Dataset records start

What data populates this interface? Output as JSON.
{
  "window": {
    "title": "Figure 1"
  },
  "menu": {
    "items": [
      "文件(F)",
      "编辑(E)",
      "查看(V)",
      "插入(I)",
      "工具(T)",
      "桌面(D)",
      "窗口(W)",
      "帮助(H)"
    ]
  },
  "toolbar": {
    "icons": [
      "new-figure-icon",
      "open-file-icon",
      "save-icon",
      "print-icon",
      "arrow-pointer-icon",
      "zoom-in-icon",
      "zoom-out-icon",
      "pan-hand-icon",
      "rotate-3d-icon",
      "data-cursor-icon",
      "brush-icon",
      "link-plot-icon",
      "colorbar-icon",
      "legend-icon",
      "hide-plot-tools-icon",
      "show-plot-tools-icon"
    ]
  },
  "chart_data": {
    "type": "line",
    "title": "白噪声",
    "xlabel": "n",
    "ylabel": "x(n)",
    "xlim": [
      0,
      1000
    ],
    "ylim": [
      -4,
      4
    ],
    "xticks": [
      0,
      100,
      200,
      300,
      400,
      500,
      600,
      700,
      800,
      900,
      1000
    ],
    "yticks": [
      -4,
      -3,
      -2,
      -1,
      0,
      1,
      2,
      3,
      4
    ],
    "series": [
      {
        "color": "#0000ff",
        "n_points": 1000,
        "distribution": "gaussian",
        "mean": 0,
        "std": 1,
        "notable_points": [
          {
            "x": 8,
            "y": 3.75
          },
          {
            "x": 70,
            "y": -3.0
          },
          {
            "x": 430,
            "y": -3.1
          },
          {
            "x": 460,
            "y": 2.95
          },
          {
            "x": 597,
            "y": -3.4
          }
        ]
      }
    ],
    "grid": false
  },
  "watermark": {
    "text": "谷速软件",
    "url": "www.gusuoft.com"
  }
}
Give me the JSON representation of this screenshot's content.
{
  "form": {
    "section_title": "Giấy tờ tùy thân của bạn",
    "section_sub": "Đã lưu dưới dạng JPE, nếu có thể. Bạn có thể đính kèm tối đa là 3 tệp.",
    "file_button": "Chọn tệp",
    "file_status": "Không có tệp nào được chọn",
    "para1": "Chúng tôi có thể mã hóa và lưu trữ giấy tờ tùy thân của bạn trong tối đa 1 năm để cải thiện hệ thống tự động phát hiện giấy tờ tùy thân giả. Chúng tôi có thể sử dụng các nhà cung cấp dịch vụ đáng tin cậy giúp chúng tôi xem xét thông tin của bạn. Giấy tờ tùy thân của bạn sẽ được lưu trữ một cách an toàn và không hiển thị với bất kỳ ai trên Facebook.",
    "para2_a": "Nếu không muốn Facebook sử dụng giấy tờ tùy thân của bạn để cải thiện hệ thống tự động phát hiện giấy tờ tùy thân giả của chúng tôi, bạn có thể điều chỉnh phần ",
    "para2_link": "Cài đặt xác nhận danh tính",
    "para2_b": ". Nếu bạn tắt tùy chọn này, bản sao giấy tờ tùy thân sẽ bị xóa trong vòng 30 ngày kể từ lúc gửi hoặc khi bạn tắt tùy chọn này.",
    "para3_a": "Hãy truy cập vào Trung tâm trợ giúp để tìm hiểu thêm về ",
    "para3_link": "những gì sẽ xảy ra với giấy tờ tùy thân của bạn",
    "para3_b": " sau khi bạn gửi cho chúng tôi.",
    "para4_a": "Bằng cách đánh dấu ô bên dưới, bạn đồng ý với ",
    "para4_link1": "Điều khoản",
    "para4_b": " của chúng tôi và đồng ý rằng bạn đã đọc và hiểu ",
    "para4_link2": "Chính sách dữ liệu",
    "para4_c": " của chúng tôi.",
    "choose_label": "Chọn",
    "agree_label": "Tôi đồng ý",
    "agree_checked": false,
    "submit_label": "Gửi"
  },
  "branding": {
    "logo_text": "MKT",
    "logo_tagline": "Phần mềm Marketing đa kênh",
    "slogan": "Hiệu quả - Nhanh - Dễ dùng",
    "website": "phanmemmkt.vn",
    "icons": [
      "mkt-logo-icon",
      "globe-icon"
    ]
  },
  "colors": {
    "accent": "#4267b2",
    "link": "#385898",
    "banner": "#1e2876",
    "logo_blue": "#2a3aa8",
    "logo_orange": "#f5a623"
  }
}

Dataset records end

▶ _Requirements_: Print the records above in full, exactly.

▶ _Output for this task_:
What data populates this interface? Output as JSON.
{
  "window": {
    "title": "Figure 1"
  },
  "menu": {
    "items": [
      "文件(F)",
      "编辑(E)",
      "查看(V)",
      "插入(I)",
      "工具(T)",
      "桌面(D)",
      "窗口(W)",
      "帮助(H)"
    ]
  },
  "toolbar": {
    "icons": [
      "new-figure-icon",
      "open-file-icon",
      "save-icon",
      "print-icon",
      "arrow-pointer-icon",
      "zoom-in-icon",
      "zoom-out-icon",
      "pan-hand-icon",
      "rotate-3d-icon",
      "data-cursor-icon",
      "brush-icon",
      "link-plot-icon",
      "colorbar-icon",
      "legend-icon",
      "hide-plot-tools-icon",
      "show-plot-tools-icon"
    ]
  },
  "chart_data": {
    "type": "line",
    "title": "白噪声",
    "xlabel": "n",
    "ylabel": "x(n)",
    "xlim": [
      0,
      1000
    ],
    "ylim": [
      -4,
      4
    ],
    "xticks": [
      0,
      100,
      200,
      300,
      400,
      500,
      600,
      700,
      800,
      900,
      1000
    ],
    "yticks": [
      -4,
      -3,
      -2,
      -1,
      0,
      1,
      2,
      3,
      4
    ],
    "series": [
      {
        "color": "#0000ff",
        "n_points": 1000,
        "distribution": "gaussian",
        "mean": 0,
        "std": 1,
        "notable_points": [
          {
            "x": 8,
            "y": 3.75
          },
          {
            "x": 70,
            "y": -3.0
          },
          {
            "x": 430,
            "y": -3.1
          },
          {
            "x": 460,
            "y": 2.95
          },
          {
            "x": 597,
            "y": -3.4
          }
        ]
      }
    ],
    "grid": false
  },
  "watermark": {
    "text": "谷速软件",
    "url": "www.gusuoft.com"
  }
}
Give me the JSON representation of this screenshot's content.
{
  "form": {
    "section_title": "Giấy tờ tùy thân của bạn",
    "section_sub": "Đã lưu dưới dạng JPE, nếu có thể. Bạn có thể đính kèm tối đa là 3 tệp.",
    "file_button": "Chọn tệp",
    "file_status": "Không có tệp nào được chọn",
    "para1": "Chúng tôi có thể mã hóa và lưu trữ giấy tờ tùy thân của bạn trong tối đa 1 năm để cải thiện hệ thống tự động phát hiện giấy tờ tùy thân giả. Chúng tôi có thể sử dụng các nhà cung cấp dịch vụ đáng tin cậy giúp chúng tôi xem xét thông tin của bạn. Giấy tờ tùy thân của bạn sẽ được lưu trữ một cách an toàn và không hiển thị với bất kỳ ai trên Facebook.",
    "para2_a": "Nếu không muốn Facebook sử dụng giấy tờ tùy thân của bạn để cải thiện hệ thống tự động phát hiện giấy tờ tùy thân giả của chúng tôi, bạn có thể điều chỉnh phần ",
    "para2_link": "Cài đặt xác nhận danh tính",
    "para2_b": ". Nếu bạn tắt tùy chọn này, bản sao giấy tờ tùy thân sẽ bị xóa trong vòng 30 ngày kể từ lúc gửi hoặc khi bạn tắt tùy chọn này.",
    "para3_a": "Hãy truy cập vào Trung tâm trợ giúp để tìm hiểu thêm về ",
    "para3_link": "những gì sẽ xảy ra với giấy tờ tùy thân của bạn",
    "para3_b": " sau khi bạn gửi cho chúng tôi.",
    "para4_a": "Bằng cách đánh dấu ô bên dưới, bạn đồng ý với ",
    "para4_link1": "Điều khoản",
    "para4_b": " của chúng tôi và đồng ý rằng bạn đã đọc và hiểu ",
    "para4_link2": "Chính sách dữ liệu",
    "para4_c": " của chúng tôi.",
    "choose_label": "Chọn",
    "agree_label": "Tôi đồng ý",
    "agree_checked": false,
    "submit_label": "Gửi"
  },
  "branding": {
    "logo_text": "MKT",
    "logo_tagline": "Phần mềm Marketing đa kênh",
    "slogan": "Hiệu quả - Nhanh - Dễ dùng",
    "website": "phanmemmkt.vn",
    "icons": [
      "mkt-logo-icon",
      "globe-icon"
    ]
  },
  "colors": {
    "accent": "#4267b2",
    "link": "#385898",
    "banner": "#1e2876",
    "logo_blue": "#2a3aa8",
    "logo_orange": "#f5a623"
  }
}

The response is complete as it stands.